## Tasks and exercises
a: In the article on the 1997 Royal Rumble, what was the event's recorded attendance?
b: Reproduce the passage of the article on the 1997 Royal Rumble that begins with the words containing "The 1997 Royal Rumble was" and ends with "received a match for the WWF Championship at WrestleMania 13.".
c: Carry on the article on the 1997 Royal Rumble from the point where it stops.

[[ Excerpt, beginning ]]

The 1997 Royal Rumble was the 10th annual Royal Rumble professional wrestling pay-per-view (PPV) event produced by the World Wrestling Federation (WWF, now WWE). It took place on January 19, 1997, from the Alamodome in San Antonio, Texas. As has been customary since 1993, the Royal Rumble match winner received a world championship match at that year's WrestleMania. For the 1997 event, the winner received a match for the WWF Championship at WrestleMania 13.
The main event saw Shawn Michaels defeat Sycho Sid to win the WWF Championship. The main match on the undercard was the 1997 Royal Rumble match, which Stone Cold Steve Austin won after last eliminating Bret Hart. Additionally, Vader defeated The Undertaker, and Hunter Hearst Helmsley defeated Goldust to retain the WWF Intercontinental Championship.

The attendance of 60,477 is the highest recorded live crowd in the Royal Rumble's history with the 2017 edition of the event held at the same venue being the second largest. In addition to hometown hero Shawn Michaels going for the WWF championship, the WWF was working with the Mexico based Lucha Libre AAA World Wide (AAA) promotion, and had several wrestlers from that company participate in the Royal Rumble match, as well as in a number of undercard matches.

Production

Background
The Royal Rumble is an annual gimmick pay-per-view (PPV), produced every January by the World Wrestling Federation (WWF, now WWE) since 1988. It is one of the promotion's original four pay-per-views, along with WrestleMania, SummerSlam, and Survivor Series, which were dubbed the "Big Four", and was considered one of the "Big Five" PPVs, along with King of the Ring. It is named after the Royal Rumble match, a modified battle royal in which the participants enter at timed intervals instead of all beginning in the ring at the same time. The match generally features 30 wrestlers and the winner traditionally earns a world championship match at that year's WrestleMania. For 1997, the winner earned a match for the WWF Championship at WrestleMania 13. The 1997 event was the 10th event in the Royal Rumble chronology and was scheduled to be held on January 19, 1997, from the Alamodome in San Antonio, Texas.

[[ Excerpt, end ]]
[[ Source material, beginning ]]

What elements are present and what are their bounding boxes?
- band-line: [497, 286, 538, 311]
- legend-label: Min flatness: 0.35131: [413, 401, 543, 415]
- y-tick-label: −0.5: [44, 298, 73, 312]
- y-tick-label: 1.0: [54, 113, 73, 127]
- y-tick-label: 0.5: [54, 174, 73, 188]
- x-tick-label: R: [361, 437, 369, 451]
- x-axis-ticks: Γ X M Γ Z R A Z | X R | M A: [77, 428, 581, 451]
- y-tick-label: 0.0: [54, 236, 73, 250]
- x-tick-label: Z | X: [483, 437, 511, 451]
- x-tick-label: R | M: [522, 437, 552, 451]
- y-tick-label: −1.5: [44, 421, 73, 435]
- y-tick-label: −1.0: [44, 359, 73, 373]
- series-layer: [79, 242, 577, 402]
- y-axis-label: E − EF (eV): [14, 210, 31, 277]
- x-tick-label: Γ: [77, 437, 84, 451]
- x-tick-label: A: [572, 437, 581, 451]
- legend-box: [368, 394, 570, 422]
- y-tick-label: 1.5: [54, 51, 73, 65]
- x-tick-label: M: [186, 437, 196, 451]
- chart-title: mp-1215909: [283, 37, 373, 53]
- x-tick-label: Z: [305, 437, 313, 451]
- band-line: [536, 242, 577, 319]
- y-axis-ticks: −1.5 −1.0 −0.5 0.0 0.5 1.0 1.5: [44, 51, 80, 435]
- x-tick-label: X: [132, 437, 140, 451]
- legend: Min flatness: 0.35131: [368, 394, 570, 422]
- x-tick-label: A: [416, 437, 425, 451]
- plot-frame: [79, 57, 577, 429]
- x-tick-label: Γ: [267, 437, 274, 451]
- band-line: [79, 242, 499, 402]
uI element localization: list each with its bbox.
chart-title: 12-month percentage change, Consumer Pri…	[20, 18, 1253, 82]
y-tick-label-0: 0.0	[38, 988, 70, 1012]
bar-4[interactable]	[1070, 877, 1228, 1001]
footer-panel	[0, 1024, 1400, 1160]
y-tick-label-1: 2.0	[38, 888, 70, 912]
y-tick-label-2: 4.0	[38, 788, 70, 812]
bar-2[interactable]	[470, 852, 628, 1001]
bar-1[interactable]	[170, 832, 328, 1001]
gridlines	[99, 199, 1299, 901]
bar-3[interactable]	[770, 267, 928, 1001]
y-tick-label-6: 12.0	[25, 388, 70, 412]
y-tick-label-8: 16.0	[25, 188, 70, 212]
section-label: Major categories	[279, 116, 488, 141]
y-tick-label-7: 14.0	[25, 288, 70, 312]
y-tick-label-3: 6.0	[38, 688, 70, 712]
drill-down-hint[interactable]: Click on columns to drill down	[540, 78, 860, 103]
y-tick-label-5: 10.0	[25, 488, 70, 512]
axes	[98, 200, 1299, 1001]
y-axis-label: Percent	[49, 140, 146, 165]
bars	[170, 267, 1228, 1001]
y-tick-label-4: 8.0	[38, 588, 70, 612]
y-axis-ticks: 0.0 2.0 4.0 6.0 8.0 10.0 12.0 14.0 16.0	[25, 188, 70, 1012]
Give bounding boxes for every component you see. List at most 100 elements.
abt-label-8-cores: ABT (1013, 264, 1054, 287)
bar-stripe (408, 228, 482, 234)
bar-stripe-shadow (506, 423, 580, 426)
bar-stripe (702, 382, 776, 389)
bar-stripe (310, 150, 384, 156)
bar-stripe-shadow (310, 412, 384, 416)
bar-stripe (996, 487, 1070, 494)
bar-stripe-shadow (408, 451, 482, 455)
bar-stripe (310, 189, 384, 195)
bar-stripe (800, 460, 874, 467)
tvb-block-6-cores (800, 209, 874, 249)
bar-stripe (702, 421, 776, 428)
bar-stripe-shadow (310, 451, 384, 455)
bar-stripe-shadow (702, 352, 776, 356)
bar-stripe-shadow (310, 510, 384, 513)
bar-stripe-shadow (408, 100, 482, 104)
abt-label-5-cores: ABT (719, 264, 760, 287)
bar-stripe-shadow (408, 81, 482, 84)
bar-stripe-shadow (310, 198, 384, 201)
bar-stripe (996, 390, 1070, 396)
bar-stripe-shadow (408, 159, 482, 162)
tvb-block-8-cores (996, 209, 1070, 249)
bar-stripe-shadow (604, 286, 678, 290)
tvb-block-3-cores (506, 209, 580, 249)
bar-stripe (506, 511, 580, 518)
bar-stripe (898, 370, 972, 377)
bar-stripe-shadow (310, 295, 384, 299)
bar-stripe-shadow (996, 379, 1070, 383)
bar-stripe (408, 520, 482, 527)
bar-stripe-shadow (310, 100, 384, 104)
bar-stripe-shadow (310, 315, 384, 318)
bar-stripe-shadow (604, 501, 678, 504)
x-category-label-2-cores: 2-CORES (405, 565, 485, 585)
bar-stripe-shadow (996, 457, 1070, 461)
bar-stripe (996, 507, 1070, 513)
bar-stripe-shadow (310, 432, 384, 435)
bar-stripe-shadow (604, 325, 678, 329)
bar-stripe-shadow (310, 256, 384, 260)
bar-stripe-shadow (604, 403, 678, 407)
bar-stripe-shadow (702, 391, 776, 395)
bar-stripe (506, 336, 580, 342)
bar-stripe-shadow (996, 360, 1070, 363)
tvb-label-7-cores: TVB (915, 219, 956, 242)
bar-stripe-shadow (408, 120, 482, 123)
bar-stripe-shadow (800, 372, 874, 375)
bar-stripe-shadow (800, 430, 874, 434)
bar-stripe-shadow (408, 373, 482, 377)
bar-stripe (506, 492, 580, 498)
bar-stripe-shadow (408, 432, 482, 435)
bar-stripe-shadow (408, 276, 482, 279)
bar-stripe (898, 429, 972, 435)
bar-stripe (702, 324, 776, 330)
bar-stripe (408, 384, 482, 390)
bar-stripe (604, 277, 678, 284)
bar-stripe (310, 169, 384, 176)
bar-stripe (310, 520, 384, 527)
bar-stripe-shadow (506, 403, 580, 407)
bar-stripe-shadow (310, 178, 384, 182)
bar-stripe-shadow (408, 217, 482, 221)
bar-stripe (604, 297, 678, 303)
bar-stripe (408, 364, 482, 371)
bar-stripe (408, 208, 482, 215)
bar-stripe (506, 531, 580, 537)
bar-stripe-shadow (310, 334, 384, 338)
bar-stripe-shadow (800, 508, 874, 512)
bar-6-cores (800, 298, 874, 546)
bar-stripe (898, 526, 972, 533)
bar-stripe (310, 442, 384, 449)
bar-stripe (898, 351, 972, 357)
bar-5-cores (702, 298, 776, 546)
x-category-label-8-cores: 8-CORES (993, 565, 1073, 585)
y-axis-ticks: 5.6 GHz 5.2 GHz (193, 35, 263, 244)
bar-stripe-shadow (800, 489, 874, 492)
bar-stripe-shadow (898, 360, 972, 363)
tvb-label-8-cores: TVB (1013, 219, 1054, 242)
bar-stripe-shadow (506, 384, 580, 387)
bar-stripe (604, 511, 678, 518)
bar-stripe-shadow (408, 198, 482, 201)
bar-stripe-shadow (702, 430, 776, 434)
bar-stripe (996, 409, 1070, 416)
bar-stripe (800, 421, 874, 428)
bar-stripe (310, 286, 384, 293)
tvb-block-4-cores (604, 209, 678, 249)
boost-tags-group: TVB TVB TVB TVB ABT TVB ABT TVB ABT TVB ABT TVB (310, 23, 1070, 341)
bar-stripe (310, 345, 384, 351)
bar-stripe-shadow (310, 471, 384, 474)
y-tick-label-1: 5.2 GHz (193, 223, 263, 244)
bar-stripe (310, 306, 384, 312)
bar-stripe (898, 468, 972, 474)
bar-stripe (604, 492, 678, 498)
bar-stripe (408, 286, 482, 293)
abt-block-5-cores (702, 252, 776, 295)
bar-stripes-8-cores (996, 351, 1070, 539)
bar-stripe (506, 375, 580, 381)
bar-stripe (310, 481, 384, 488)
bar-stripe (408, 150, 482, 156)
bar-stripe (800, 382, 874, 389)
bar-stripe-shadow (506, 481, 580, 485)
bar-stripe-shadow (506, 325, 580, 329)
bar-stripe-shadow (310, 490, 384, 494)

[[ Source material, end ]]

## Results
a: 60,477

b:
The 1997 Royal Rumble was the 10th annual Royal Rumble professional wrestling pay-per-view (PPV) event produced by the World Wrestling Federation (WWF, now WWE). It took place on January 19, 1997, from the Alamodome in San Antonio, Texas. As has been customary since 1993, the Royal Rumble match winner received a world championship match at that year's WrestleMania. For the 1997 event, the winner received a match for the WWF Championship at WrestleMania 13.

c:
Storylines 
The card consisted of six matches. The matches resulted from scripted storylines, where wrestlers portrayed heroes, villains, or less distinguishable characters to build tension and culminated in a wrestling match or series of matches. Results were predetermined by WWF's writers, with storylines produced on their weekly television show, Raw.

The feud between Goldust and Hunter Hearst Helmsley centered around Goldust's manager, Marlena. During the free broadcast prior to In Your House 12, Helmsley attempted to seduce Marlena. Goldust responded by attacking Helmsley during matches in the following weeks. The feud escalated on the December 30, 1996 episode of Monday Night Raw during a match between Goldust and Jerry Lawler. Helmsley came to the ring and tried to carry Marlena away. Marc Mero, who had dropped the WWF Intercontinental Championship to Helmsley, blocked Helmsley's path, but the distraction was enough to cause Goldust to be counted out.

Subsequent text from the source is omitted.